# Problem details
Write out every entry, unchanged. Skip any picture.
>> start Dataset excerpts
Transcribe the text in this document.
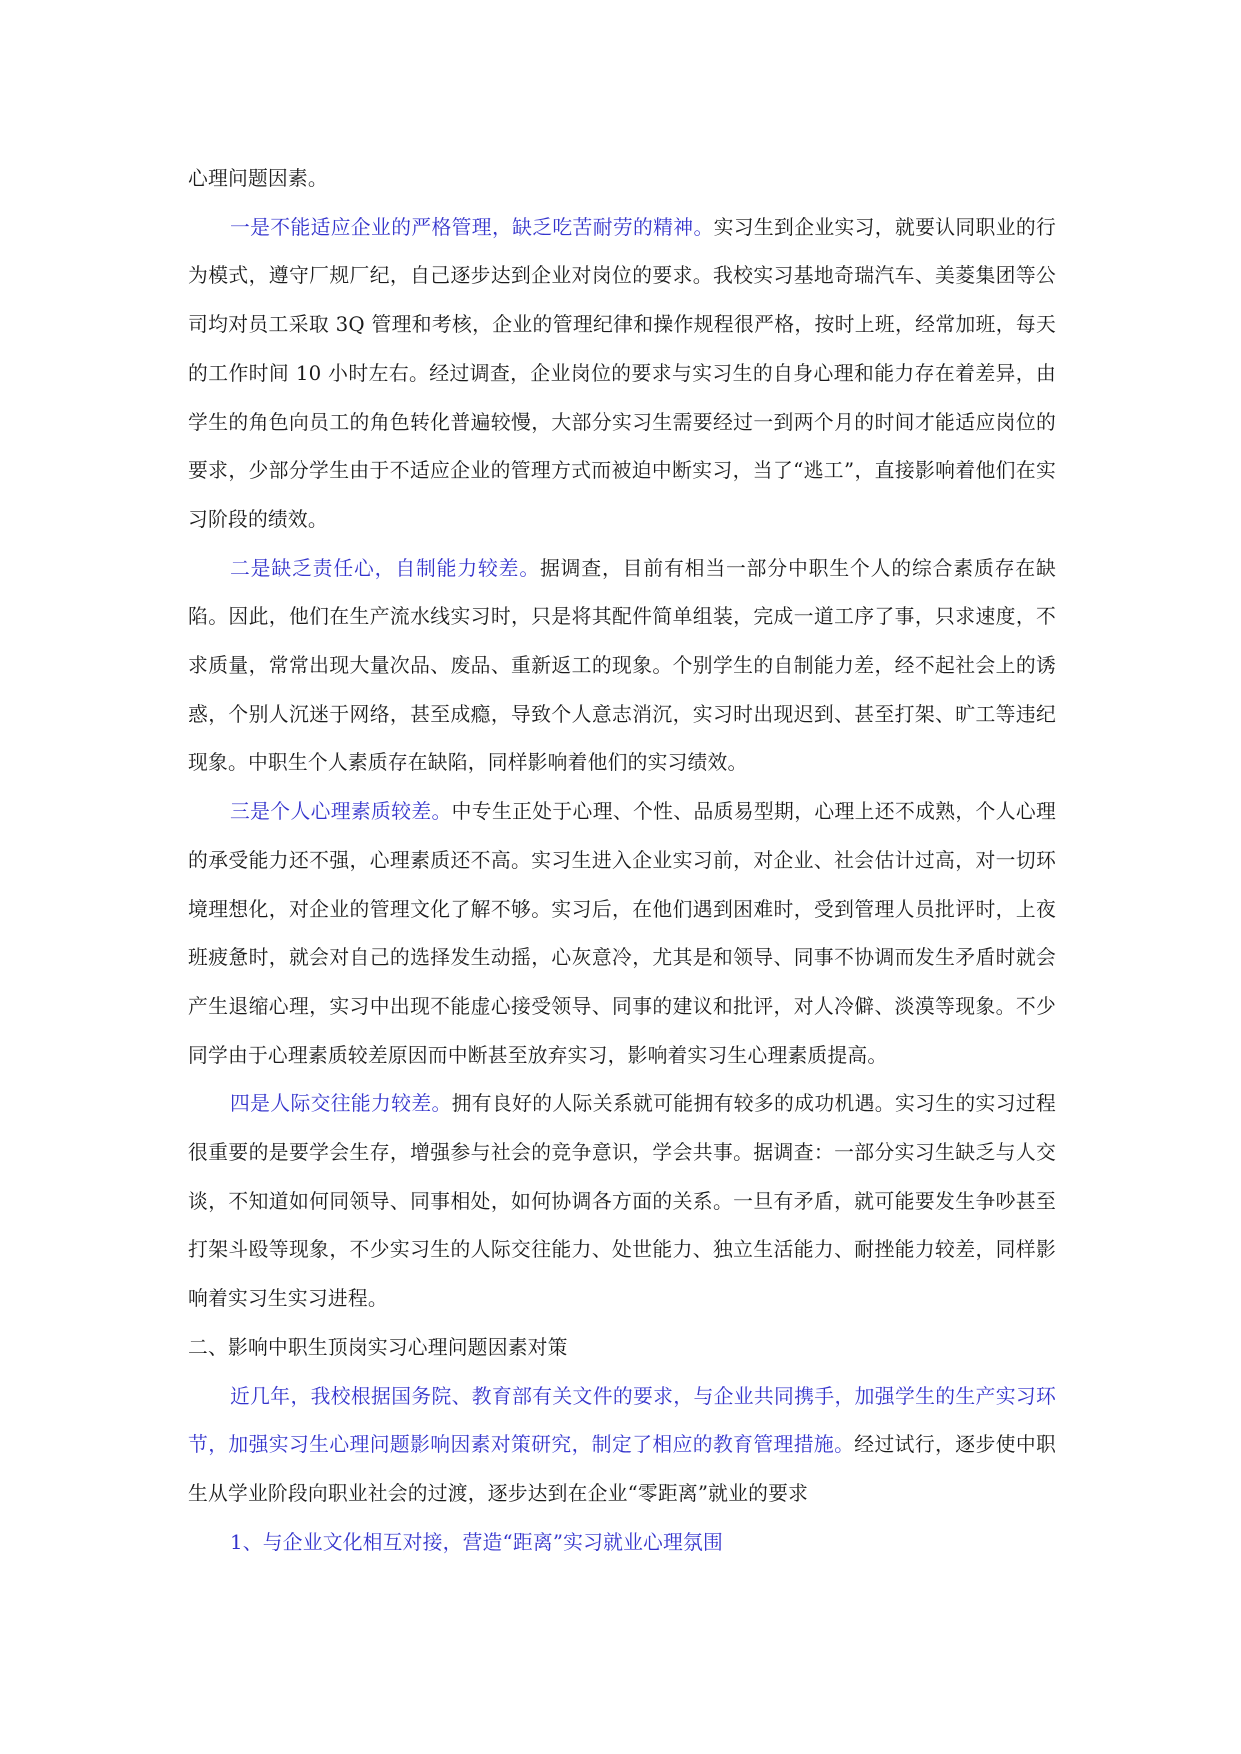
心理问题因素。

一是不能适应企业的严格管理，缺乏吃苦耐劳的精神。实习生到企业实习，就要认同职业的行为模式，遵守厂规厂纪，自己逐步达到企业对岗位的要求。我校实习基地奇瑞汽车、美菱集团等公司均对员工采取 3Q 管理和考核，企业的管理纪律和操作规程很严格，按时上班，经常加班，每天的工作时间 10 小时左右。经过调查，企业岗位的要求与实习生的自身心理和能力存在着差异，由学生的角色向员工的角色转化普遍较慢，大部分实习生需要经过一到两个月的时间才能适应岗位的要求，少部分学生由于不适应企业的管理方式而被迫中断实习，当了“逃工”，直接影响着他们在实习阶段的绩效。

二是缺乏责任心，自制能力较差。据调查，目前有相当一部分中职生个人的综合素质存在缺陷。因此，他们在生产流水线实习时，只是将其配件简单组装，完成一道工序了事，只求速度，不求质量，常常出现大量次品、废品、重新返工的现象。个别学生的自制能力差，经不起社会上的诱惑，个别人沉迷于网络，甚至成瘾，导致个人意志消沉，实习时出现迟到、甚至打架、旷工等违纪现象。中职生个人素质存在缺陷，同样影响着他们的实习绩效。

三是个人心理素质较差。中专生正处于心理、个性、品质易型期，心理上还不成熟，个人心理的承受能力还不强，心理素质还不高。实习生进入企业实习前，对企业、社会估计过高，对一切环境理想化，对企业的管理文化了解不够。实习后，在他们遇到困难时，受到管理人员批评时，上夜班疲惫时，就会对自己的选择发生动摇，心灰意冷，尤其是和领导、同事不协调而发生矛盾时就会产生退缩心理，实习中出现不能虚心接受领导、同事的建议和批评，对人冷僻、淡漠等现象。不少同学由于心理素质较差原因而中断甚至放弃实习，影响着实习生心理素质提高。

四是人际交往能力较差。拥有良好的人际关系就可能拥有较多的成功机遇。实习生的实习过程很重要的是要学会生存，增强参与社会的竞争意识，学会共事。据调查：一部分实习生缺乏与人交谈，不知道如何同领导、同事相处，如何协调各方面的关系。一旦有矛盾，就可能要发生争吵甚至打架斗殴等现象，不少实习生的人际交往能力、处世能力、独立生活能力、耐挫能力较差，同样影响着实习生实习进程。

二、影响中职生顶岗实习心理问题因素对策

近几年，我校根据国务院、教育部有关文件的要求，与企业共同携手，加强学生的生产实习环节，加强实习生心理问题影响因素对策研究，制定了相应的教育管理措施。经过试行，逐步使中职生从学业阶段向职业社会的过渡，逐步达到在企业“零距离”就业的要求

1、与企业文化相互对接，营造“距离”实习就业心理氛围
>> end Dataset excerpts
# Complete output
Transcribe the text in this document.
心理问题因素。

一是不能适应企业的严格管理，缺乏吃苦耐劳的精神。实习生到企业实习，就要认同职业的行为模式，遵守厂规厂纪，自己逐步达到企业对岗位的要求。我校实习基地奇瑞汽车、美菱集团等公司均对员工采取 3Q 管理和考核，企业的管理纪律和操作规程很严格，按时上班，经常加班，每天的工作时间 10 小时左右。经过调查，企业岗位的要求与实习生的自身心理和能力存在着差异，由学生的角色向员工的角色转化普遍较慢，大部分实习生需要经过一到两个月的时间才能适应岗位的要求，少部分学生由于不适应企业的管理方式而被迫中断实习，当了“逃工”，直接影响着他们在实习阶段的绩效。

二是缺乏责任心，自制能力较差。据调查，目前有相当一部分中职生个人的综合素质存在缺陷。因此，他们在生产流水线实习时，只是将其配件简单组装，完成一道工序了事，只求速度，不求质量，常常出现大量次品、废品、重新返工的现象。个别学生的自制能力差，经不起社会上的诱惑，个别人沉迷于网络，甚至成瘾，导致个人意志消沉，实习时出现迟到、甚至打架、旷工等违纪现象。中职生个人素质存在缺陷，同样影响着他们的实习绩效。

三是个人心理素质较差。中专生正处于心理、个性、品质易型期，心理上还不成熟，个人心理的承受能力还不强，心理素质还不高。实习生进入企业实习前，对企业、社会估计过高，对一切环境理想化，对企业的管理文化了解不够。实习后，在他们遇到困难时，受到管理人员批评时，上夜班疲惫时，就会对自己的选择发生动摇，心灰意冷，尤其是和领导、同事不协调而发生矛盾时就会产生退缩心理，实习中出现不能虚心接受领导、同事的建议和批评，对人冷僻、淡漠等现象。不少同学由于心理素质较差原因而中断甚至放弃实习，影响着实习生心理素质提高。

四是人际交往能力较差。拥有良好的人际关系就可能拥有较多的成功机遇。实习生的实习过程很重要的是要学会生存，增强参与社会的竞争意识，学会共事。据调查：一部分实习生缺乏与人交谈，不知道如何同领导、同事相处，如何协调各方面的关系。一旦有矛盾，就可能要发生争吵甚至打架斗殴等现象，不少实习生的人际交往能力、处世能力、独立生活能力、耐挫能力较差，同样影响着实习生实习进程。

二、影响中职生顶岗实习心理问题因素对策

近几年，我校根据国务院、教育部有关文件的要求，与企业共同携手，加强学生的生产实习环节，加强实习生心理问题影响因素对策研究，制定了相应的教育管理措施。经过试行，逐步使中职生从学业阶段向职业社会的过渡，逐步达到在企业“零距离”就业的要求

1、与企业文化相互对接，营造“距离”实习就业心理氛围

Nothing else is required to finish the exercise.